→ Problem:
Across the entries below, count the lines in which the word "icon" occurs. Reply with the count alone.

▬▬▬

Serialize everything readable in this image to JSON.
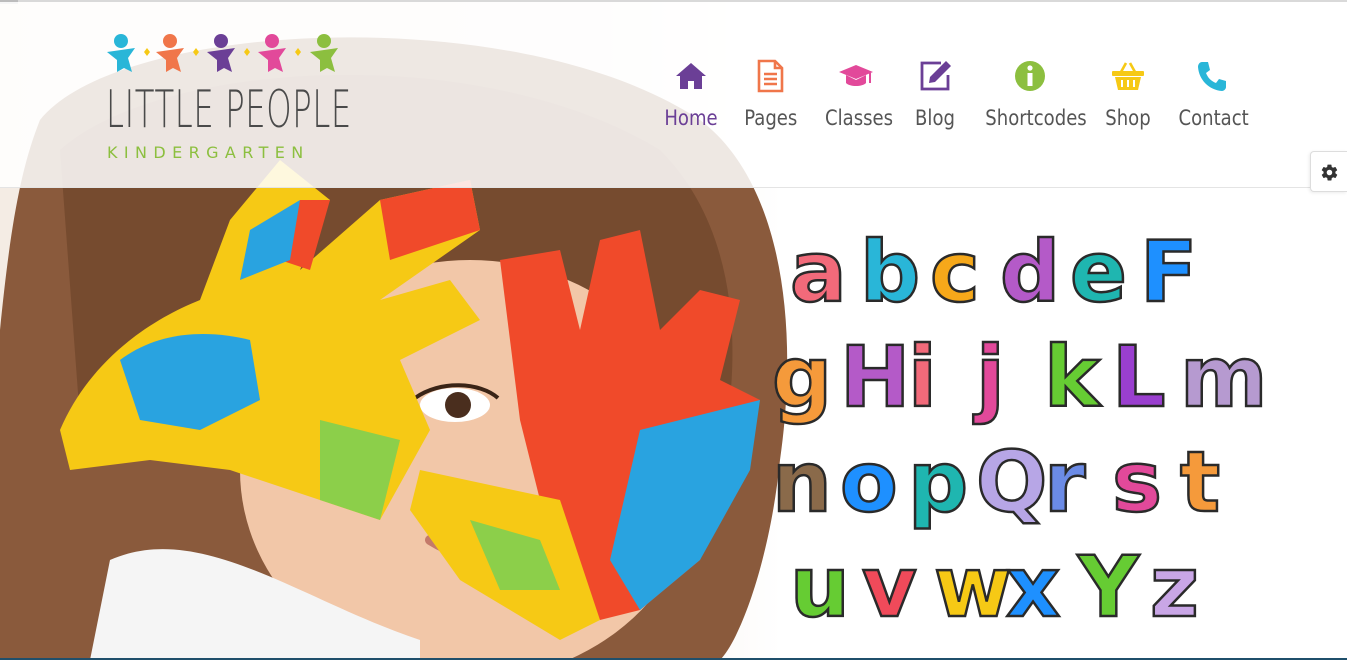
{
  "site": {
    "logo": {
      "title": "LITTLE PEOPLE",
      "subtitle": "KINDERGARTEN"
    },
    "nav": [
      {
        "label": "Home",
        "icon": "home-icon",
        "color": "#6b3f96",
        "active": true
      },
      {
        "label": "Pages",
        "icon": "page-icon",
        "color": "#f0764a",
        "active": false
      },
      {
        "label": "Classes",
        "icon": "graduation-cap-icon",
        "color": "#e2499a",
        "active": false
      },
      {
        "label": "Blog",
        "icon": "edit-icon",
        "color": "#6b3f96",
        "active": false
      },
      {
        "label": "Shortcodes",
        "icon": "info-icon",
        "color": "#8cbf3f",
        "active": false
      },
      {
        "label": "Shop",
        "icon": "basket-icon",
        "color": "#f6c915",
        "active": false
      },
      {
        "label": "Contact",
        "icon": "phone-icon",
        "color": "#29b6d8",
        "active": false
      }
    ],
    "settings_icon": "gear-icon",
    "colors": {
      "purple": "#6b3f96",
      "orange": "#f0764a",
      "pink": "#e2499a",
      "green": "#8cbf3f",
      "yellow": "#f6c915",
      "teal": "#29b6d8"
    }
  },
  "hero": {
    "alphabet_rows": [
      {
        "letters": [
          "a",
          "b",
          "c",
          "d",
          "e",
          "F"
        ],
        "colors": [
          "#f26a7a",
          "#29b6d8",
          "#f6a81a",
          "#b45ac8",
          "#1fb6b0",
          "#1e90ff"
        ]
      },
      {
        "letters": [
          "g",
          "H",
          "i",
          "j",
          "k",
          "L",
          "m"
        ],
        "colors": [
          "#f59a3b",
          "#b45ac8",
          "#f26a7a",
          "#e2499a",
          "#66cc33",
          "#9a3fcf",
          "#b69ad0"
        ]
      },
      {
        "letters": [
          "n",
          "o",
          "p",
          "Q",
          "r",
          "s",
          "t"
        ],
        "colors": [
          "#8a6a4a",
          "#1e90ff",
          "#1fb6b0",
          "#b7a6e6",
          "#6b8be6",
          "#e2499a",
          "#f59a3b"
        ]
      },
      {
        "letters": [
          "u",
          "v",
          "w",
          "x",
          "Y",
          "z"
        ],
        "colors": [
          "#66cc33",
          "#f04a5a",
          "#f6c915",
          "#1e90ff",
          "#66cc33",
          "#c9a6e6"
        ]
      }
    ]
  }
}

▬▬▬

→ Response to this exercise:
8